BEGIN INPUT FOR THIS TASK

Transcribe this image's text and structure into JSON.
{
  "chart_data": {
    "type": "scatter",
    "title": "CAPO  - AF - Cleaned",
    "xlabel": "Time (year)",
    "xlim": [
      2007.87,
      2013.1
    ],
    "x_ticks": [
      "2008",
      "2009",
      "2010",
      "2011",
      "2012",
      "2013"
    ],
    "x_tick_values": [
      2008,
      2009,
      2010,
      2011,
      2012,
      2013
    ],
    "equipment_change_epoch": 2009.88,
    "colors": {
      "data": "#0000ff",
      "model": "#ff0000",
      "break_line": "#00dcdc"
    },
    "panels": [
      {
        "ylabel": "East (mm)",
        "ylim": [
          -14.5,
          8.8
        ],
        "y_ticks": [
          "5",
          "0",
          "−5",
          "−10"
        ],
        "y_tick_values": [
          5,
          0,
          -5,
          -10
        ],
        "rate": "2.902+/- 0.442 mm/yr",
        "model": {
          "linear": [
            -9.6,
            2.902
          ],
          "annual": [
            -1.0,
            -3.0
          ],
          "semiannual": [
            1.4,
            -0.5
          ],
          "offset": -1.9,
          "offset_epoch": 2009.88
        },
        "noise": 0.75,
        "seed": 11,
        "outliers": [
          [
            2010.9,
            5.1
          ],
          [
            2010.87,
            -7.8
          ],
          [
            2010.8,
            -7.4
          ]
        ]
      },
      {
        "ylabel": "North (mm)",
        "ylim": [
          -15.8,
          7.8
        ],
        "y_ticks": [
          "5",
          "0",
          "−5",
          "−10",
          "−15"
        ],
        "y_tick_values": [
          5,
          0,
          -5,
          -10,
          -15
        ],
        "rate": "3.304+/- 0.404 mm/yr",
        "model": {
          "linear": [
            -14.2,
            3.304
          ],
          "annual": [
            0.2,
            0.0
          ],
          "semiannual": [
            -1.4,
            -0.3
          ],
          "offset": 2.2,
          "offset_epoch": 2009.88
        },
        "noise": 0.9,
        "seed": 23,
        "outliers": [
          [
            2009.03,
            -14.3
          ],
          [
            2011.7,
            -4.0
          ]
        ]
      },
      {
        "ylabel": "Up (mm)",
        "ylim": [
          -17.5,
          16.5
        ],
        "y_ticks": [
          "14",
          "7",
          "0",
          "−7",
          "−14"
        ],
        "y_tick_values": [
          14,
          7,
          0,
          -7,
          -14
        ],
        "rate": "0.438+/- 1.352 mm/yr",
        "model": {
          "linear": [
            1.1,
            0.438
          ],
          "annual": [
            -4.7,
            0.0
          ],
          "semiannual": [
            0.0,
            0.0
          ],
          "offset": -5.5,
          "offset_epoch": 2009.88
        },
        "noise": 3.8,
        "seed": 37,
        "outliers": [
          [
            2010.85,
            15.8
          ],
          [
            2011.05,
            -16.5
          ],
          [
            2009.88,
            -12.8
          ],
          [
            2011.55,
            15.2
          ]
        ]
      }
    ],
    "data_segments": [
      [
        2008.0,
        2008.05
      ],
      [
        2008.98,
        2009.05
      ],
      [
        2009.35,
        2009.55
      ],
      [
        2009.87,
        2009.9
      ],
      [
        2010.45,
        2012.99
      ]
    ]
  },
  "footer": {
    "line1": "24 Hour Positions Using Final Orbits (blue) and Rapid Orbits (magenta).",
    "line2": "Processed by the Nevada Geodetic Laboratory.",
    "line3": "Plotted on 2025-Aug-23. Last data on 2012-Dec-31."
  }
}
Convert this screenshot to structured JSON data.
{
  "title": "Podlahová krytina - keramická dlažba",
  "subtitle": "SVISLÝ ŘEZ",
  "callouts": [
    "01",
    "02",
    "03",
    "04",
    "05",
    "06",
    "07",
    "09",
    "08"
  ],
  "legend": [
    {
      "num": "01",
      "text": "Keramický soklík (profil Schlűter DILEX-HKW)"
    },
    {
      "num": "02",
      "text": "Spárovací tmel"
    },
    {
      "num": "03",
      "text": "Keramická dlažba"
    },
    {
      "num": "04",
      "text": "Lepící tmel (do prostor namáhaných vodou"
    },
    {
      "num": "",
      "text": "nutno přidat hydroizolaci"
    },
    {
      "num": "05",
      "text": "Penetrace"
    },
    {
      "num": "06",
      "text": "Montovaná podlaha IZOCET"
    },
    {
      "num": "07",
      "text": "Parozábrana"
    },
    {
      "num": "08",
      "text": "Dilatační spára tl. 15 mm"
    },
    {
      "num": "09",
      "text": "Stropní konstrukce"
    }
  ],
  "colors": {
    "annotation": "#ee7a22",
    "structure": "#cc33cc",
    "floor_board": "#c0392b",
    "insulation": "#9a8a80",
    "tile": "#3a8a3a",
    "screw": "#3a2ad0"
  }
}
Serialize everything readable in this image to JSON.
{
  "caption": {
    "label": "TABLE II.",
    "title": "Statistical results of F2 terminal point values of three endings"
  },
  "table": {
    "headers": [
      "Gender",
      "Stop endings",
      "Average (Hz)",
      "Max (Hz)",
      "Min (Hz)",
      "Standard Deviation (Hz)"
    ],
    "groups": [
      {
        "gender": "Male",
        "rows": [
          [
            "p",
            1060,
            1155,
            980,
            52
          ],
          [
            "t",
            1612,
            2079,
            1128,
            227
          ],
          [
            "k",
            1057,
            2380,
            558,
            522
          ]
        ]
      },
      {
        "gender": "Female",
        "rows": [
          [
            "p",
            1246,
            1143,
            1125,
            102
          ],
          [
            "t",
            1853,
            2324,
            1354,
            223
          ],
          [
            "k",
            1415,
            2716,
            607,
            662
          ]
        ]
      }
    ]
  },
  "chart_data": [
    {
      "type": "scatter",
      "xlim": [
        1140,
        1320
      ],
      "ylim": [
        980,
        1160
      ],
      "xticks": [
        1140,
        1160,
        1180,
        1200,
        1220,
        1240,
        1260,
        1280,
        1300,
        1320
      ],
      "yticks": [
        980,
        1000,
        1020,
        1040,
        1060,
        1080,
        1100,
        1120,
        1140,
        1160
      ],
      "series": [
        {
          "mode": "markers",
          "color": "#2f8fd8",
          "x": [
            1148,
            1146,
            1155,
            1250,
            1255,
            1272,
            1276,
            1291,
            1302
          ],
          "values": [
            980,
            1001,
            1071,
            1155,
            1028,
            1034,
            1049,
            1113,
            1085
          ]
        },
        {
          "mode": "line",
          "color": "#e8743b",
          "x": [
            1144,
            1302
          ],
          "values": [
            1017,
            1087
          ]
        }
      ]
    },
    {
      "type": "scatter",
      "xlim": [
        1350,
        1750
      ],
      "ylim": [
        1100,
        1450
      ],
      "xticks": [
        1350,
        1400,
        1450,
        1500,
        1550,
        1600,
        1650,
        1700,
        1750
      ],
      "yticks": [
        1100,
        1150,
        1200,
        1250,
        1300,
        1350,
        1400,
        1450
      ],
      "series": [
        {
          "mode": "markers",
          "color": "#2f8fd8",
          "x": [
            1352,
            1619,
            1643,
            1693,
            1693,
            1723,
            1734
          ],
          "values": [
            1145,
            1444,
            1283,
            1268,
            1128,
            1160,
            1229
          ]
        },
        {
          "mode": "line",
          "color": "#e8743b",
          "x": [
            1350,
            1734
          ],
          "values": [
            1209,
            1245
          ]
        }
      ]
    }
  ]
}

END INPUT FOR THIS TASK

STATED GOAL:
All of the data above should be transcribed exactly.

SOLUTION TO THIS EXERCISE:
Transcribe this image's text and structure into JSON.
{
  "chart_data": {
    "type": "scatter",
    "title": "CAPO  - AF - Cleaned",
    "xlabel": "Time (year)",
    "xlim": [
      2007.87,
      2013.1
    ],
    "x_ticks": [
      "2008",
      "2009",
      "2010",
      "2011",
      "2012",
      "2013"
    ],
    "x_tick_values": [
      2008,
      2009,
      2010,
      2011,
      2012,
      2013
    ],
    "equipment_change_epoch": 2009.88,
    "colors": {
      "data": "#0000ff",
      "model": "#ff0000",
      "break_line": "#00dcdc"
    },
    "panels": [
      {
        "ylabel": "East (mm)",
        "ylim": [
          -14.5,
          8.8
        ],
        "y_ticks": [
          "5",
          "0",
          "−5",
          "−10"
        ],
        "y_tick_values": [
          5,
          0,
          -5,
          -10
        ],
        "rate": "2.902+/- 0.442 mm/yr",
        "model": {
          "linear": [
            -9.6,
            2.902
          ],
          "annual": [
            -1.0,
            -3.0
          ],
          "semiannual": [
            1.4,
            -0.5
          ],
          "offset": -1.9,
          "offset_epoch": 2009.88
        },
        "noise": 0.75,
        "seed": 11,
        "outliers": [
          [
            2010.9,
            5.1
          ],
          [
            2010.87,
            -7.8
          ],
          [
            2010.8,
            -7.4
          ]
        ]
      },
      {
        "ylabel": "North (mm)",
        "ylim": [
          -15.8,
          7.8
        ],
        "y_ticks": [
          "5",
          "0",
          "−5",
          "−10",
          "−15"
        ],
        "y_tick_values": [
          5,
          0,
          -5,
          -10,
          -15
        ],
        "rate": "3.304+/- 0.404 mm/yr",
        "model": {
          "linear": [
            -14.2,
            3.304
          ],
          "annual": [
            0.2,
            0.0
          ],
          "semiannual": [
            -1.4,
            -0.3
          ],
          "offset": 2.2,
          "offset_epoch": 2009.88
        },
        "noise": 0.9,
        "seed": 23,
        "outliers": [
          [
            2009.03,
            -14.3
          ],
          [
            2011.7,
            -4.0
          ]
        ]
      },
      {
        "ylabel": "Up (mm)",
        "ylim": [
          -17.5,
          16.5
        ],
        "y_ticks": [
          "14",
          "7",
          "0",
          "−7",
          "−14"
        ],
        "y_tick_values": [
          14,
          7,
          0,
          -7,
          -14
        ],
        "rate": "0.438+/- 1.352 mm/yr",
        "model": {
          "linear": [
            1.1,
            0.438
          ],
          "annual": [
            -4.7,
            0.0
          ],
          "semiannual": [
            0.0,
            0.0
          ],
          "offset": -5.5,
          "offset_epoch": 2009.88
        },
        "noise": 3.8,
        "seed": 37,
        "outliers": [
          [
            2010.85,
            15.8
          ],
          [
            2011.05,
            -16.5
          ],
          [
            2009.88,
            -12.8
          ],
          [
            2011.55,
            15.2
          ]
        ]
      }
    ],
    "data_segments": [
      [
        2008.0,
        2008.05
      ],
      [
        2008.98,
        2009.05
      ],
      [
        2009.35,
        2009.55
      ],
      [
        2009.87,
        2009.9
      ],
      [
        2010.45,
        2012.99
      ]
    ]
  },
  "footer": {
    "line1": "24 Hour Positions Using Final Orbits (blue) and Rapid Orbits (magenta).",
    "line2": "Processed by the Nevada Geodetic Laboratory.",
    "line3": "Plotted on 2025-Aug-23. Last data on 2012-Dec-31."
  }
}
Convert this screenshot to structured JSON data.
{
  "title": "Podlahová krytina - keramická dlažba",
  "subtitle": "SVISLÝ ŘEZ",
  "callouts": [
    "01",
    "02",
    "03",
    "04",
    "05",
    "06",
    "07",
    "09",
    "08"
  ],
  "legend": [
    {
      "num": "01",
      "text": "Keramický soklík (profil Schlűter DILEX-HKW)"
    },
    {
      "num": "02",
      "text": "Spárovací tmel"
    },
    {
      "num": "03",
      "text": "Keramická dlažba"
    },
    {
      "num": "04",
      "text": "Lepící tmel (do prostor namáhaných vodou"
    },
    {
      "num": "",
      "text": "nutno přidat hydroizolaci"
    },
    {
      "num": "05",
      "text": "Penetrace"
    },
    {
      "num": "06",
      "text": "Montovaná podlaha IZOCET"
    },
    {
      "num": "07",
      "text": "Parozábrana"
    },
    {
      "num": "08",
      "text": "Dilatační spára tl. 15 mm"
    },
    {
      "num": "09",
      "text": "Stropní konstrukce"
    }
  ],
  "colors": {
    "annotation": "#ee7a22",
    "structure": "#cc33cc",
    "floor_board": "#c0392b",
    "insulation": "#9a8a80",
    "tile": "#3a8a3a",
    "screw": "#3a2ad0"
  }
}
Serialize everything readable in this image to JSON.
{
  "caption": {
    "label": "TABLE II.",
    "title": "Statistical results of F2 terminal point values of three endings"
  },
  "table": {
    "headers": [
      "Gender",
      "Stop endings",
      "Average (Hz)",
      "Max (Hz)",
      "Min (Hz)",
      "Standard Deviation (Hz)"
    ],
    "groups": [
      {
        "gender": "Male",
        "rows": [
          [
            "p",
            1060,
            1155,
            980,
            52
          ],
          [
            "t",
            1612,
            2079,
            1128,
            227
          ],
          [
            "k",
            1057,
            2380,
            558,
            522
          ]
        ]
      },
      {
        "gender": "Female",
        "rows": [
          [
            "p",
            1246,
            1143,
            1125,
            102
          ],
          [
            "t",
            1853,
            2324,
            1354,
            223
          ],
          [
            "k",
            1415,
            2716,
            607,
            662
          ]
        ]
      }
    ]
  },
  "chart_data": [
    {
      "type": "scatter",
      "xlim": [
        1140,
        1320
      ],
      "ylim": [
        980,
        1160
      ],
      "xticks": [
        1140,
        1160,
        1180,
        1200,
        1220,
        1240,
        1260,
        1280,
        1300,
        1320
      ],
      "yticks": [
        980,
        1000,
        1020,
        1040,
        1060,
        1080,
        1100,
        1120,
        1140,
        1160
      ],
      "series": [
        {
          "mode": "markers",
          "color": "#2f8fd8",
          "x": [
            1148,
            1146,
            1155,
            1250,
            1255,
            1272,
            1276,
            1291,
            1302
          ],
          "values": [
            980,
            1001,
            1071,
            1155,
            1028,
            1034,
            1049,
            1113,
            1085
          ]
        },
        {
          "mode": "line",
          "color": "#e8743b",
          "x": [
            1144,
            1302
          ],
          "values": [
            1017,
            1087
          ]
        }
      ]
    },
    {
      "type": "scatter",
      "xlim": [
        1350,
        1750
      ],
      "ylim": [
        1100,
        1450
      ],
      "xticks": [
        1350,
        1400,
        1450,
        1500,
        1550,
        1600,
        1650,
        1700,
        1750
      ],
      "yticks": [
        1100,
        1150,
        1200,
        1250,
        1300,
        1350,
        1400,
        1450
      ],
      "series": [
        {
          "mode": "markers",
          "color": "#2f8fd8",
          "x": [
            1352,
            1619,
            1643,
            1693,
            1693,
            1723,
            1734
          ],
          "values": [
            1145,
            1444,
            1283,
            1268,
            1128,
            1160,
            1229
          ]
        },
        {
          "mode": "line",
          "color": "#e8743b",
          "x": [
            1350,
            1734
          ],
          "values": [
            1209,
            1245
          ]
        }
      ]
    }
  ]
}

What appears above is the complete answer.